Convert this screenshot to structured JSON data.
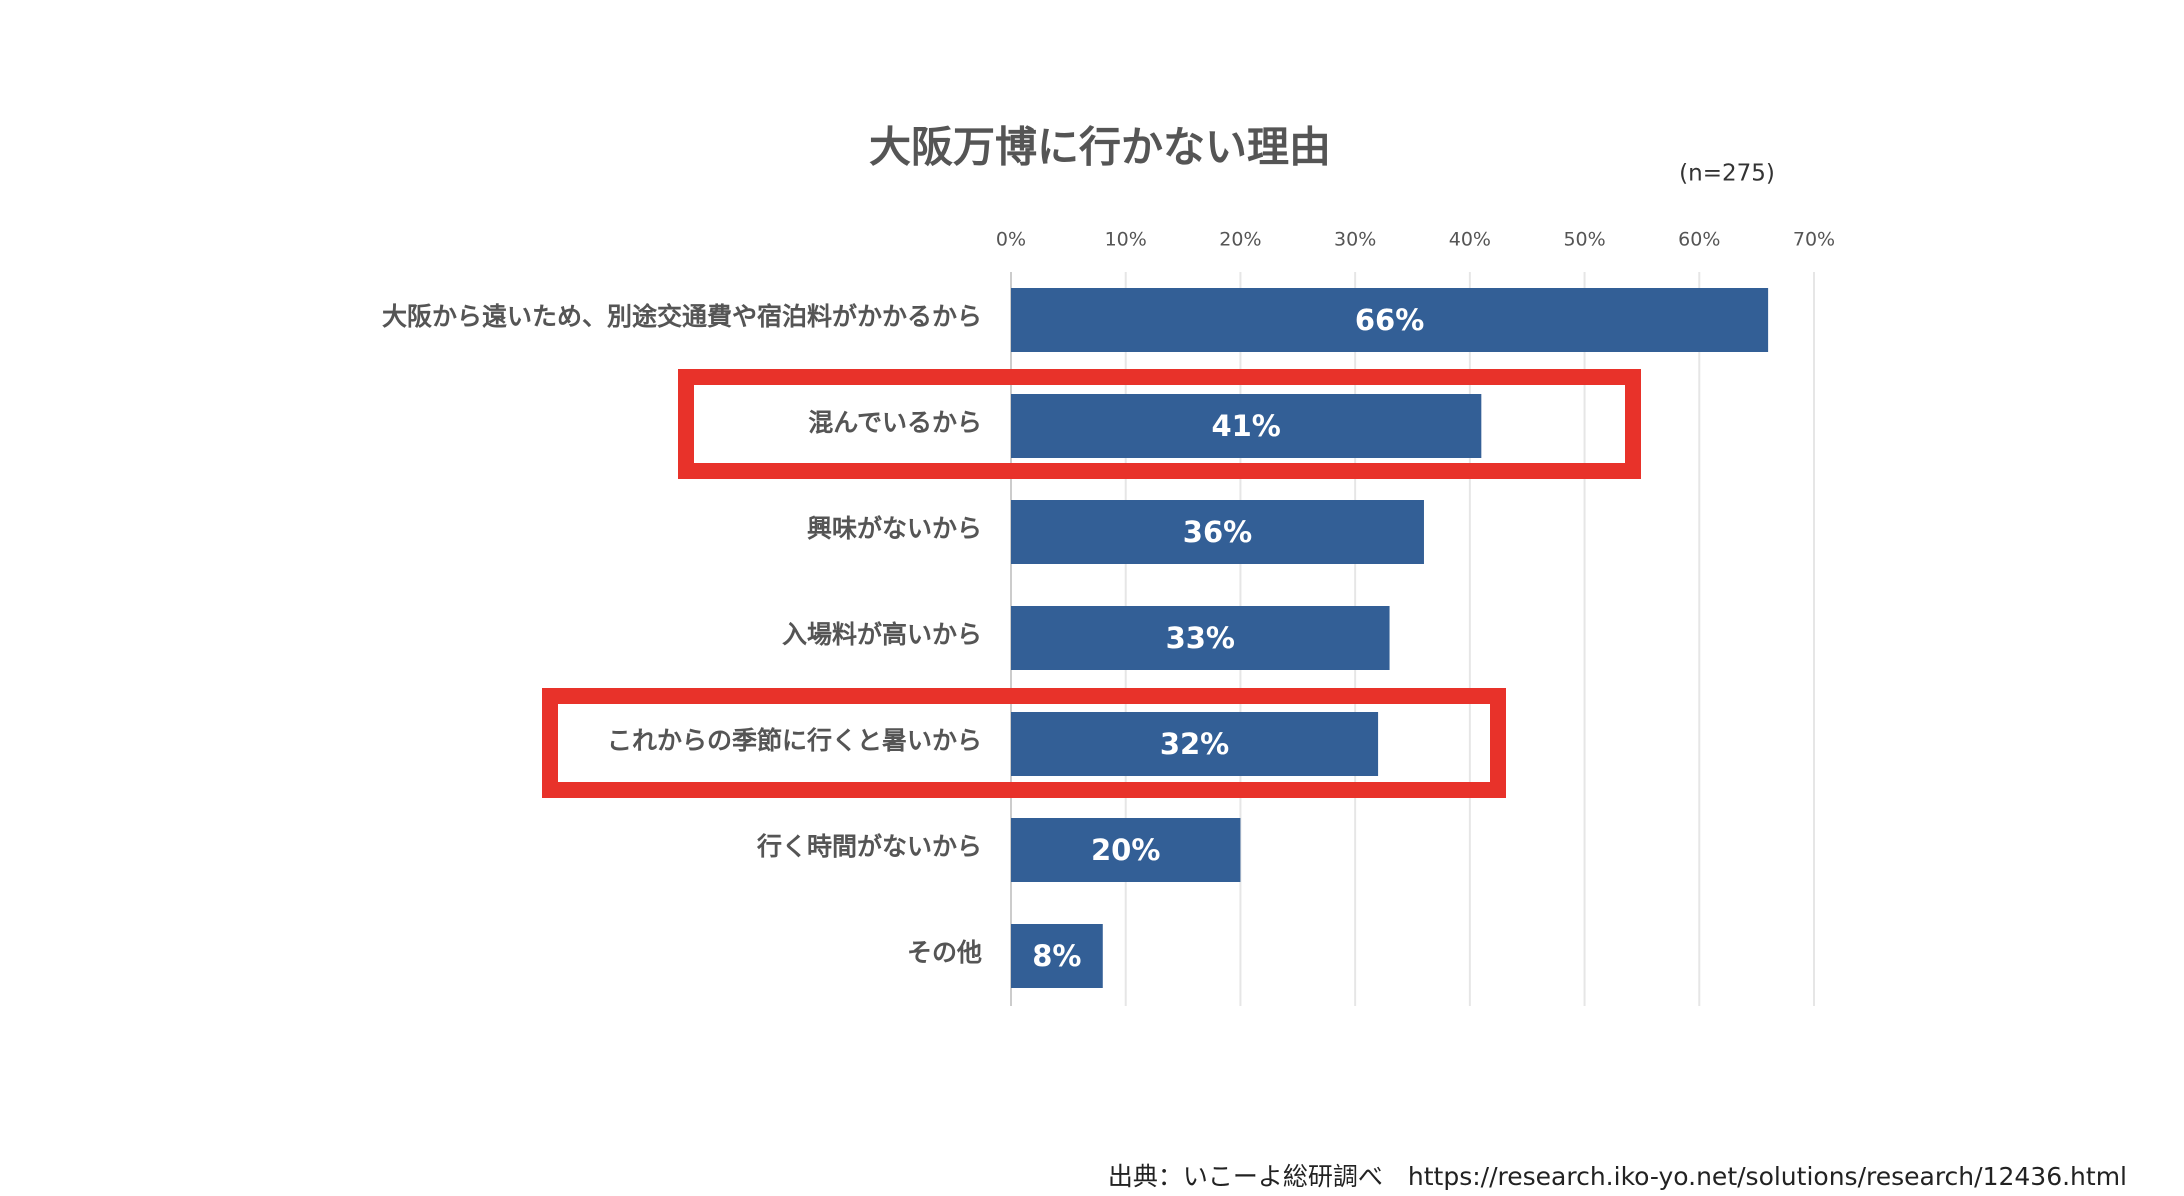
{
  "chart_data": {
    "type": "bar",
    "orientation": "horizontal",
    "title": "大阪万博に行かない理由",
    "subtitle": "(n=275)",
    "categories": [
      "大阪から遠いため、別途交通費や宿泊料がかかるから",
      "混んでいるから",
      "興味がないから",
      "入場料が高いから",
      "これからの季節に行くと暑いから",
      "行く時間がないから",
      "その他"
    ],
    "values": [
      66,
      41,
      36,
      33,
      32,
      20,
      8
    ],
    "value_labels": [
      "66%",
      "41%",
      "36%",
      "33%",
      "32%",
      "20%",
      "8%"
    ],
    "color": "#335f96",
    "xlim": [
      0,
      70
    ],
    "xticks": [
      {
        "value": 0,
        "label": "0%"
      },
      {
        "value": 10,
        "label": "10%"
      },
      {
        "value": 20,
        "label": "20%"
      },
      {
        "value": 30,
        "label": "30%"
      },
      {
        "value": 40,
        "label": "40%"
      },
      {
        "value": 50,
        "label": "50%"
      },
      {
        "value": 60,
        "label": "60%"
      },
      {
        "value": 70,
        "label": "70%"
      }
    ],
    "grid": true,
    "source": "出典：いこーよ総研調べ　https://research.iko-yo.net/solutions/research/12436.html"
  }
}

- TASK PROMPT -
Without including any pictures, print each record exactly.

- SOLVED EXERCISE -
Convert this screenshot to structured JSON data.
{
  "chart_data": {
    "type": "bar",
    "orientation": "horizontal",
    "title": "大阪万博に行かない理由",
    "subtitle": "(n=275)",
    "categories": [
      "大阪から遠いため、別途交通費や宿泊料がかかるから",
      "混んでいるから",
      "興味がないから",
      "入場料が高いから",
      "これからの季節に行くと暑いから",
      "行く時間がないから",
      "その他"
    ],
    "values": [
      66,
      41,
      36,
      33,
      32,
      20,
      8
    ],
    "value_labels": [
      "66%",
      "41%",
      "36%",
      "33%",
      "32%",
      "20%",
      "8%"
    ],
    "color": "#335f96",
    "xlim": [
      0,
      70
    ],
    "xticks": [
      {
        "value": 0,
        "label": "0%"
      },
      {
        "value": 10,
        "label": "10%"
      },
      {
        "value": 20,
        "label": "20%"
      },
      {
        "value": 30,
        "label": "30%"
      },
      {
        "value": 40,
        "label": "40%"
      },
      {
        "value": 50,
        "label": "50%"
      },
      {
        "value": 60,
        "label": "60%"
      },
      {
        "value": 70,
        "label": "70%"
      }
    ],
    "grid": true,
    "source": "出典：いこーよ総研調べ　https://research.iko-yo.net/solutions/research/12436.html"
  }
}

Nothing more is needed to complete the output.